EXERCISE AIM: Select all lines holding the word "Steenhuis" from the entries that follow.

DATA LISTING:
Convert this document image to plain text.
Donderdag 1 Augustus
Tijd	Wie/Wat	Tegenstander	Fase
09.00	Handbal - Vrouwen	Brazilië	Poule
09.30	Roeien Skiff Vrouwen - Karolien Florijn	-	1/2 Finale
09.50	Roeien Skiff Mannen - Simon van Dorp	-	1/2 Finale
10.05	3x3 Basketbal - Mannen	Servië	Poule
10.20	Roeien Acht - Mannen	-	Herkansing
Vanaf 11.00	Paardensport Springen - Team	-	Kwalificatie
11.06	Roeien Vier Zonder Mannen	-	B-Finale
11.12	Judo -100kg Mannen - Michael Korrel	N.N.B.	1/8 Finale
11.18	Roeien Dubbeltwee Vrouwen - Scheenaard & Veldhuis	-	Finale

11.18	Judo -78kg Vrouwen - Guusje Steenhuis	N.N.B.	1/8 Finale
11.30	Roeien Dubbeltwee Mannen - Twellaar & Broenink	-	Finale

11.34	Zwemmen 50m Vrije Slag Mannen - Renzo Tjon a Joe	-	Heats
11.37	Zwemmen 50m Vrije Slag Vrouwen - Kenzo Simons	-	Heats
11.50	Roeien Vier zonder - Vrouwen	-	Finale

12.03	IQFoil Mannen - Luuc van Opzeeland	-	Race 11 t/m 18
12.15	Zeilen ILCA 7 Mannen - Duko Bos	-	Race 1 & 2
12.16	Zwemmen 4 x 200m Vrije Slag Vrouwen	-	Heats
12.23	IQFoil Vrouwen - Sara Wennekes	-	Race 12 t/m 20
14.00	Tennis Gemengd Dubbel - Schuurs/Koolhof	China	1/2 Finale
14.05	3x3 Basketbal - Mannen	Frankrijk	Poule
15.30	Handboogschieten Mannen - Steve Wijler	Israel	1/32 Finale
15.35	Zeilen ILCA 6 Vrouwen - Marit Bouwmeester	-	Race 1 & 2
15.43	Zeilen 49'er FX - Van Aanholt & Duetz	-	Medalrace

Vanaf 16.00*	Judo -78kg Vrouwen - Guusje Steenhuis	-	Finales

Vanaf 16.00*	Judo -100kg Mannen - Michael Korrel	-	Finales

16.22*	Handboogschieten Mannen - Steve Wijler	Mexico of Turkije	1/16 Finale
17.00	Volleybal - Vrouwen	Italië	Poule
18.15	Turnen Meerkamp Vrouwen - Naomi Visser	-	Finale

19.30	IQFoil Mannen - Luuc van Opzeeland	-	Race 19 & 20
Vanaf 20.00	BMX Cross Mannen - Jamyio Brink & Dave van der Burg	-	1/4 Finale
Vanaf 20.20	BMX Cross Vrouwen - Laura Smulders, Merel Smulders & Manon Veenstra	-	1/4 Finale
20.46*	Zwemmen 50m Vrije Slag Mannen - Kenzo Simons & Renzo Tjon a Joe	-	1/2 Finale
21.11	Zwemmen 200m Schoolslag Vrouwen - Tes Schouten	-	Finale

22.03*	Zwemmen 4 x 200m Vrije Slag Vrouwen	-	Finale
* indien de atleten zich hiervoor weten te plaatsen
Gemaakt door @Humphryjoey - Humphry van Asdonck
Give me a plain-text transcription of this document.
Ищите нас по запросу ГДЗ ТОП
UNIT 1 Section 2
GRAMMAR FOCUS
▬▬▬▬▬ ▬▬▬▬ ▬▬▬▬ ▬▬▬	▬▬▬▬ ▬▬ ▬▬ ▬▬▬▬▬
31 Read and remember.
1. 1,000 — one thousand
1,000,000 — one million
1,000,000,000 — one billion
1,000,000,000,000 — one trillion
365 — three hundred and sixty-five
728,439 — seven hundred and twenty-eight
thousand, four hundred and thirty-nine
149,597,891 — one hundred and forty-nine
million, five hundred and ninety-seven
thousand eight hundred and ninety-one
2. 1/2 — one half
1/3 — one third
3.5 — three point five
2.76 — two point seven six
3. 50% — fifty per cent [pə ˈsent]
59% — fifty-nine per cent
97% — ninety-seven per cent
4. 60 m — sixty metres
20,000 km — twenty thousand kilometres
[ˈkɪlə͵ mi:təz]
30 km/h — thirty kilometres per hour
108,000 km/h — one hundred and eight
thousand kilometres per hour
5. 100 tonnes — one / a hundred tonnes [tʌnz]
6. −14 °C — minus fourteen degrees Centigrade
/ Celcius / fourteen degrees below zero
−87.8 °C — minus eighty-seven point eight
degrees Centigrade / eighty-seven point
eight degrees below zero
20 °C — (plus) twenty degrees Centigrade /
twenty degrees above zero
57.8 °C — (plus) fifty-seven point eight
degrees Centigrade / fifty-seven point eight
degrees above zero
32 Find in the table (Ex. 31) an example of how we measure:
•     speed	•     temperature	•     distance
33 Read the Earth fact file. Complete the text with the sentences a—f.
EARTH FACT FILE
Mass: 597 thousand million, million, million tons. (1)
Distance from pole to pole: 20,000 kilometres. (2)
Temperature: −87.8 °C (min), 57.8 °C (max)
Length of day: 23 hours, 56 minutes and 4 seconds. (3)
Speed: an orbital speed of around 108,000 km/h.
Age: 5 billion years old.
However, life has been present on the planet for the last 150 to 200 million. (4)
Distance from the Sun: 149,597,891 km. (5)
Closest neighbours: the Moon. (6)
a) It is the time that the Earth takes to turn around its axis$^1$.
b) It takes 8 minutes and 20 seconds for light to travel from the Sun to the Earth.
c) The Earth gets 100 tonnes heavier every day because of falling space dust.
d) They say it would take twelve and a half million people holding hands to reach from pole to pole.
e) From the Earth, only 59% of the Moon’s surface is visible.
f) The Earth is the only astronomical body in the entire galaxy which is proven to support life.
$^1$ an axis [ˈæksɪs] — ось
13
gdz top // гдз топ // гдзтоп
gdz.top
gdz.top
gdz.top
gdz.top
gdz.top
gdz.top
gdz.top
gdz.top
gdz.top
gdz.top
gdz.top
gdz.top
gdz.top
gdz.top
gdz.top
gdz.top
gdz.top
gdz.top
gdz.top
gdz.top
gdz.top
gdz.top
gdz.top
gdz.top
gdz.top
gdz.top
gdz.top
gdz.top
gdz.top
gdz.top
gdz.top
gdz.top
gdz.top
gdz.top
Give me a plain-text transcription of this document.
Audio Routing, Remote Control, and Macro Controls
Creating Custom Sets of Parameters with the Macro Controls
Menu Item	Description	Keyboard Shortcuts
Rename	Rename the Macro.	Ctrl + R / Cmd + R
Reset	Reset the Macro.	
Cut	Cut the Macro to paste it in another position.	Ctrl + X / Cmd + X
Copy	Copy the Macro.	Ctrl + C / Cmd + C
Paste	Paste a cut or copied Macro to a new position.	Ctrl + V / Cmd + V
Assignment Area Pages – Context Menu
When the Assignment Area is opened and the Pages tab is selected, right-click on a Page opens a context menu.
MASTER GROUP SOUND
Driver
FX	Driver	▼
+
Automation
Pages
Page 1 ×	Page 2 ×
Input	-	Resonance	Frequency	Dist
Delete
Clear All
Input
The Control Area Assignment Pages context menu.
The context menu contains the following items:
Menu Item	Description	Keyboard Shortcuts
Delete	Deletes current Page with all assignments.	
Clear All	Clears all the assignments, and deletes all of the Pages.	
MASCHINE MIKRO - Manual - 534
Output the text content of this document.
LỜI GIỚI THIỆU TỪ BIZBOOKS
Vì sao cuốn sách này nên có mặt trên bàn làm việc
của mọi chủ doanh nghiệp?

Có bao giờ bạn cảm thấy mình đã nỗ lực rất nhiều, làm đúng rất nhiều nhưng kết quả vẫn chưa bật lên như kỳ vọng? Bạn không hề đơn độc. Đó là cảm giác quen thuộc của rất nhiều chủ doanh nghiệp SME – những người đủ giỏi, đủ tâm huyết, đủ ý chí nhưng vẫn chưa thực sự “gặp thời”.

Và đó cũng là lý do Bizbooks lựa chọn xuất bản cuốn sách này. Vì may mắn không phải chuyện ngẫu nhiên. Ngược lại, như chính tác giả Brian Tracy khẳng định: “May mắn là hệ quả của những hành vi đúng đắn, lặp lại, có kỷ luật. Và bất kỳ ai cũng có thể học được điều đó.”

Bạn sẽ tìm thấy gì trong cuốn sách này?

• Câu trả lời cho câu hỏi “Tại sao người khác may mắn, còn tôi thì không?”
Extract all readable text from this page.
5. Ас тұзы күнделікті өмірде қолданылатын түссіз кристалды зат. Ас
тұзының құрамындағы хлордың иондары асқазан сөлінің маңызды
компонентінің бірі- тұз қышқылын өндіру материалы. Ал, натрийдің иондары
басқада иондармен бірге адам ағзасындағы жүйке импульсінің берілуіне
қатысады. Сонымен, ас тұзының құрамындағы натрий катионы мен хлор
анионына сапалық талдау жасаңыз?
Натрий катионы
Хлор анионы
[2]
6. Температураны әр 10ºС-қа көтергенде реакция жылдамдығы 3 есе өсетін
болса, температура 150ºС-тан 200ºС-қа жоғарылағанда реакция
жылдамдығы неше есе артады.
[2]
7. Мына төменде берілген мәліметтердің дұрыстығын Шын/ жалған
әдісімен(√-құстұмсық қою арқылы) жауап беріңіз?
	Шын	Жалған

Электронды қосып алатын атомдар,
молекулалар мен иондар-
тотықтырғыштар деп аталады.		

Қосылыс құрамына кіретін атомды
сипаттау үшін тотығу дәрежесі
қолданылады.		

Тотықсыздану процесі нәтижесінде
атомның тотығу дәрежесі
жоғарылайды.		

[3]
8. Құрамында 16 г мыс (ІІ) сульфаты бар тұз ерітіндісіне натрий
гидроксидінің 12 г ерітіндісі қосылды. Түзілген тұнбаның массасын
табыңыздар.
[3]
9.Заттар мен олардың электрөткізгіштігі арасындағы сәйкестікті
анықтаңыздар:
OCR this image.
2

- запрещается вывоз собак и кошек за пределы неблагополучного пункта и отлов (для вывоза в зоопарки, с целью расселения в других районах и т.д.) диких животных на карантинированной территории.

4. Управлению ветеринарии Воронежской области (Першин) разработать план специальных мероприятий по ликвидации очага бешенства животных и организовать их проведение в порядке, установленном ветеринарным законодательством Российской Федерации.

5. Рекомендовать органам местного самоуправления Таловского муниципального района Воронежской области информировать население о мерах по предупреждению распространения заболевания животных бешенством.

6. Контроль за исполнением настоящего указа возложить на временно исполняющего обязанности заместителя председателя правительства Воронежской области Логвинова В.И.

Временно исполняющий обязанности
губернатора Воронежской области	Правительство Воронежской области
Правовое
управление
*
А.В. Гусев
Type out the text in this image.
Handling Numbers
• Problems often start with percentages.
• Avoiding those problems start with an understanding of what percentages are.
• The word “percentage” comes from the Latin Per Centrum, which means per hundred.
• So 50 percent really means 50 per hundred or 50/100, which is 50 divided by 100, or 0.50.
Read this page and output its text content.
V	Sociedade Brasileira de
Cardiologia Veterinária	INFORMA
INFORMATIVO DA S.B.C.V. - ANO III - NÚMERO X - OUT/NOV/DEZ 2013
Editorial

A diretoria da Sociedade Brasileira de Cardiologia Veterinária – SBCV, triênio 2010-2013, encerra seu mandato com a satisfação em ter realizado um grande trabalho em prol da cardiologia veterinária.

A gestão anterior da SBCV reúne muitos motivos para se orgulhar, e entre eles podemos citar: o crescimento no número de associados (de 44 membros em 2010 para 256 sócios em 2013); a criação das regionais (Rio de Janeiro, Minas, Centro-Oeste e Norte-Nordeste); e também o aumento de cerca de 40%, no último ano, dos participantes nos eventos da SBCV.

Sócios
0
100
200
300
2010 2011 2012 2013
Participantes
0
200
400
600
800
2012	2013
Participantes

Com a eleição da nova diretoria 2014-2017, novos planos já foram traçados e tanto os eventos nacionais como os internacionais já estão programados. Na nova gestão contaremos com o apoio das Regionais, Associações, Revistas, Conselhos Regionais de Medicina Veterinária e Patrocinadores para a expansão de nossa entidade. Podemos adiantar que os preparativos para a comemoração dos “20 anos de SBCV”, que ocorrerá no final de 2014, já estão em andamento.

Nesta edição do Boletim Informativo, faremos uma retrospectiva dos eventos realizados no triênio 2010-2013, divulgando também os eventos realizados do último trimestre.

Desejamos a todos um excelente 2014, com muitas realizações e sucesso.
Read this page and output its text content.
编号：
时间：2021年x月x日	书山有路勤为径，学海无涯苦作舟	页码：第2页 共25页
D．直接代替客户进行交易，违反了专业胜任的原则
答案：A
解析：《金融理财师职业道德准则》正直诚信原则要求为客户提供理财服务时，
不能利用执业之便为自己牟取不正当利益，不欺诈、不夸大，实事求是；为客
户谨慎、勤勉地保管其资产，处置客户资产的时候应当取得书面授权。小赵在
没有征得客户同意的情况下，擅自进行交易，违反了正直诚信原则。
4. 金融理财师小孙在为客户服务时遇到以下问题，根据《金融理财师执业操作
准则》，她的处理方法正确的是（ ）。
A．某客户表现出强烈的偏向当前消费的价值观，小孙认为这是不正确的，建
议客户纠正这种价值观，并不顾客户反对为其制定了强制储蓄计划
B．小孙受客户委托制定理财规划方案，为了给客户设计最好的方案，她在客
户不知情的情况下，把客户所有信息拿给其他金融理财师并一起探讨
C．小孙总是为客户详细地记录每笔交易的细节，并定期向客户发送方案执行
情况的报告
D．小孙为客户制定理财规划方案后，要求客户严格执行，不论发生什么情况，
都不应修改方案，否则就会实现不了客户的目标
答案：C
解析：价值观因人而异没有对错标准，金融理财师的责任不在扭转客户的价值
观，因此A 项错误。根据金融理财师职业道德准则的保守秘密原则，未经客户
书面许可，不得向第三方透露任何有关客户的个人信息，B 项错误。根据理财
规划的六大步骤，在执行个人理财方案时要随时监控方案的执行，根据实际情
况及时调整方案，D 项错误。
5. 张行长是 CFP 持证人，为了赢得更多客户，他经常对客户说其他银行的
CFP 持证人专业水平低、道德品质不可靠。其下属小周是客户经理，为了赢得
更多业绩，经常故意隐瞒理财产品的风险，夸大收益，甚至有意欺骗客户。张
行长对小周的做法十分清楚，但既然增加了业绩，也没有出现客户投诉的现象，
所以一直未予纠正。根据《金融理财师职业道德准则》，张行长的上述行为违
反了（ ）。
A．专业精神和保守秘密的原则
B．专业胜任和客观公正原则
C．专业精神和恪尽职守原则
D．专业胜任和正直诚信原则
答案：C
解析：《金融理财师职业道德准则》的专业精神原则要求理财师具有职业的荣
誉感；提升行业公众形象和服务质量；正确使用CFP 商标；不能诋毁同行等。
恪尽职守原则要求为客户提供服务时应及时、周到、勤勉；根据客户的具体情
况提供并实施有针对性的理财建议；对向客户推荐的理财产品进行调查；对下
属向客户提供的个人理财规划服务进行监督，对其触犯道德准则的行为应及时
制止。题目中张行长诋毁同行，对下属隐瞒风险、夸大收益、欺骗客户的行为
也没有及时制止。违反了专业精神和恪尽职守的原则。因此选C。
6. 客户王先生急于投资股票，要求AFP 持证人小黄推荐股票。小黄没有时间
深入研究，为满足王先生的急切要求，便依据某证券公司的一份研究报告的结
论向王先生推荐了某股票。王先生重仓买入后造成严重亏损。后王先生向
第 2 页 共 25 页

RESULT OF THE EXERCISE:
11.18	Judo -78kg Vrouwen - Guusje Steenhuis	N.N.B.	1/8 Finale
Vanaf 16.00*	Judo -78kg Vrouwen - Guusje Steenhuis	-	Finales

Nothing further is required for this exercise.